* _TRECHO DA FONTE_:
* * * *

No início da pandemia, a Daniella me mandou um lote de máscaras, cada uma com uma estampa diferente. Tudo higienizado, esterilizado, bem embaladinho.
O uso ainda não era obrigatório, mas quis logo estrear as minhas – em especial uma, perfeita para o passeio com os cachorros, porque tinha desenhos de patas caninas.
A Daniella me conhece razoavelmente, mas devia ter se esquecido do meu perfil. Não o psicológico – o perfil literal mesmo. O narigão.
As máscaras eram do tipo peleja: se cobriam o nariz, descobriam a boca, e vice-versa. Sabe vestido de periguete? Aquele padrão.
Sob pena de parecer neurótico ou obsessivo, passei a usar duas máscaras – uma cobrindo o narigão e parte do lábio superior; outra, a boca e parte do queixo. Funcionou bem, considerando que eu não ia mesmo conversar com ninguém e respiração não chega a ser uma necessidade básica.
Consultei sobre modelos maiores. Claro que havia! E me chegou nova remessa, com máscaras de tamanho mais generoso.
Mas para um nariz como o meu, generosidade não basta. É preciso desperdício.
As pautas identitárias conseguiram que houvesse poltronas mais largas nos cinemas, teatros, auditórios e aviões, para acomodar pessoas com sobrepeso. Lojas passaram a disponibilizar roupas de modelagem compatível com índices de massa corporal pra lá de 30. Mas ninguém pensou nos portadores de nariz pluçaize.
Não há óculos cujas pontes não nos cavem uma vala horizontal no ponto de apoio. Não há armação com plaquetas afastadas o bastante para nossa envergadura nasal. Vale para óculos de grau, vale para os de natação. Conhece algum narigudo campeão de 800 metros cráu? Nem eu. Quando você se sentir profundamente frustrado, lembre-se do narigudo que tentou mergulhar de esnórquel.
Não há boné com aba de 20 cm. Não se vende Rinossoro em embalagem de 500 ml.
O pior é que nem somos uma minoria tão desprezível assim. Juca Chaves, Jean Paul Belmondo, Javier Bardem, Luciano Huck, Gerard Depardieu. Para não falar em Maria Bethânia, Maria Callas, Barbra Streisand e a bruxa da Branca de Neve.
Para não incomodar de novo a Daniella, acabei comprando mais algumas máscaras numa loja de artigos hospitalares. Antes, sondei quem estava fabricando máscaras caseiras (sempre é bom dar preferência ao pequeno empreendedor), mas ninguém produzia no tamanho Extra GGG Ultra Plus. O moço da loja disse que aquelas eram “oficiais”, do tipo seguro Golden Platinum, com cobertura total. Quebrei a cara.
Fabricantes de máscaras, óculos, burcas, esnórqueis, vaporizadores: pensem em nós. Claro que o gasto de material vai ser muito maior, mas somos um mercado consumidor disposto a pagar mais caro por um produto adequado à nossa pujança nasal. Se não se adaptarem – como fizeram as indústrias de cosméticos para pele negra, de biquínis manequim 54 ou de tesouras para canhotos – é porque vocês não enxergam um palmo adiante do nariz.

* * * *

* _DADOS BRUTOS_:
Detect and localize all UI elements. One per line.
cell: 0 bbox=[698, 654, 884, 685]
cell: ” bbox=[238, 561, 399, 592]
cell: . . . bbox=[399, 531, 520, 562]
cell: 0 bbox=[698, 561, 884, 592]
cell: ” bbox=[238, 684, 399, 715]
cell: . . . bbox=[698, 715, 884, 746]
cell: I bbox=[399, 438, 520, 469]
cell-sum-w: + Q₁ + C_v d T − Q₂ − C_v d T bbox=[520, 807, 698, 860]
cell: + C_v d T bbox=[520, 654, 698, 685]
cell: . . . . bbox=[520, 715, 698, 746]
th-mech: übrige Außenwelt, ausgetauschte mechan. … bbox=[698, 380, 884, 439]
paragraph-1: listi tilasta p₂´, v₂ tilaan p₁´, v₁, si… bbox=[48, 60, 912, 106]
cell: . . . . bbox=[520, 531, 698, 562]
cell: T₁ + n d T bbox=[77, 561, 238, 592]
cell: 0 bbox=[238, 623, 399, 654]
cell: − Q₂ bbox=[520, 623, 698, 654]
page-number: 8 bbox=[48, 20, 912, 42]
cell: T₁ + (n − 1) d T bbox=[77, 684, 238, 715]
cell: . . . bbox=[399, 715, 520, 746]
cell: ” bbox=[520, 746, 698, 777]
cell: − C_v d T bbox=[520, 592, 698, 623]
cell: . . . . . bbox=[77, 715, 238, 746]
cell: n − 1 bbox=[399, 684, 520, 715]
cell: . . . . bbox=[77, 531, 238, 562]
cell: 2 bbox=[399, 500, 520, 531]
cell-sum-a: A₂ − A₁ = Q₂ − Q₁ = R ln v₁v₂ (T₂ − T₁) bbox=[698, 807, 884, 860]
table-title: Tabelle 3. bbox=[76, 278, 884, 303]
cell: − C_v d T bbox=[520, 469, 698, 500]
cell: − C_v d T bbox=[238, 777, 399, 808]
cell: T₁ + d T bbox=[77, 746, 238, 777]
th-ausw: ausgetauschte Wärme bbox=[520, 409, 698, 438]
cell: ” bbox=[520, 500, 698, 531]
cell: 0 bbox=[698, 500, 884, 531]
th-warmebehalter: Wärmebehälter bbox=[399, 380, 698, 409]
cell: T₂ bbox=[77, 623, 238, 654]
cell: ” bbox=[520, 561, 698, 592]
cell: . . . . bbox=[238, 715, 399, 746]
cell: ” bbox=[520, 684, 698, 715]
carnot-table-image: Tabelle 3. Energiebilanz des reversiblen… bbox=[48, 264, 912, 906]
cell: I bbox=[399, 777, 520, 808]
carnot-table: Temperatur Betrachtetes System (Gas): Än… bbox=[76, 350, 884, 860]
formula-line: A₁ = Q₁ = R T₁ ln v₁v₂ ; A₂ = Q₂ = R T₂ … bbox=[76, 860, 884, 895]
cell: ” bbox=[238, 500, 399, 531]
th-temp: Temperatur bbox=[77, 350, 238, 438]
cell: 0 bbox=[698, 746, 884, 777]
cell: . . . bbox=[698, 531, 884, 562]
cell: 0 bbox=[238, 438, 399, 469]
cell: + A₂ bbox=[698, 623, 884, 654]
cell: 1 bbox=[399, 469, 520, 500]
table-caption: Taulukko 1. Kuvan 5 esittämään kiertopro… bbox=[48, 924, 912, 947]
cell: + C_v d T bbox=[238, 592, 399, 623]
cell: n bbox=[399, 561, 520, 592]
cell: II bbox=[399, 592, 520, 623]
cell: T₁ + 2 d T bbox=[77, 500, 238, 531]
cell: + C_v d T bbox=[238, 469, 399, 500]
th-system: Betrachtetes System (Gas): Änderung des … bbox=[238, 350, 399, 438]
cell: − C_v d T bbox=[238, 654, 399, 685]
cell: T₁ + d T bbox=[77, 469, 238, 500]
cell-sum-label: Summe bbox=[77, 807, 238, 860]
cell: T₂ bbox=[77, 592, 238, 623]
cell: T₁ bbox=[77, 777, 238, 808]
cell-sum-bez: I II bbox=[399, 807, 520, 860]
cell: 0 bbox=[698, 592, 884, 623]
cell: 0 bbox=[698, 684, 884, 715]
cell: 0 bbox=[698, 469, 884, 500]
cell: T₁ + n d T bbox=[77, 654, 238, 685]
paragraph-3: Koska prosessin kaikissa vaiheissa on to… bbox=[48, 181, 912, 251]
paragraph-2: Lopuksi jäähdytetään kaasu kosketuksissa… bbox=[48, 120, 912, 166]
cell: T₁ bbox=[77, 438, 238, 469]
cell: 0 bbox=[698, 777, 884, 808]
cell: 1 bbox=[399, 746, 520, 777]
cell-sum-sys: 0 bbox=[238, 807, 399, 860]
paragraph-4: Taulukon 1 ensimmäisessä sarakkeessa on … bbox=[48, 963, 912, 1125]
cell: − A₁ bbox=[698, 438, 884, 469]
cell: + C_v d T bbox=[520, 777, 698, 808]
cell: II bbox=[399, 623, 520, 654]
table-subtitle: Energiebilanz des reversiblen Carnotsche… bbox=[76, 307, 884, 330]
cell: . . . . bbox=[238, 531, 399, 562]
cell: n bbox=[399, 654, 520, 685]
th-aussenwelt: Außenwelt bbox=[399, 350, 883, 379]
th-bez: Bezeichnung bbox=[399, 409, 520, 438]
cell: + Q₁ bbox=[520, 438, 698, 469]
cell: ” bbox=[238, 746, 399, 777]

* * * *

* _A FAZER_:
1 - No texto sobre máscaras e narizes grandes, onde foram compradas mais algumas máscaras para não incomodar de novo a Daniella?
2 - Liste todos os produtos cujos fabricantes são chamados a pensar nos narigudos no último parágrafo do texto sobre máscaras e narizes grandes.
As linhas não são necessárias para resolver as tarefas.

* _RESPOSTAS_:
1 - Numa loja de artigos hospitalares.

2 - Máscaras, óculos, burcas, esnórqueis e vaporizadores.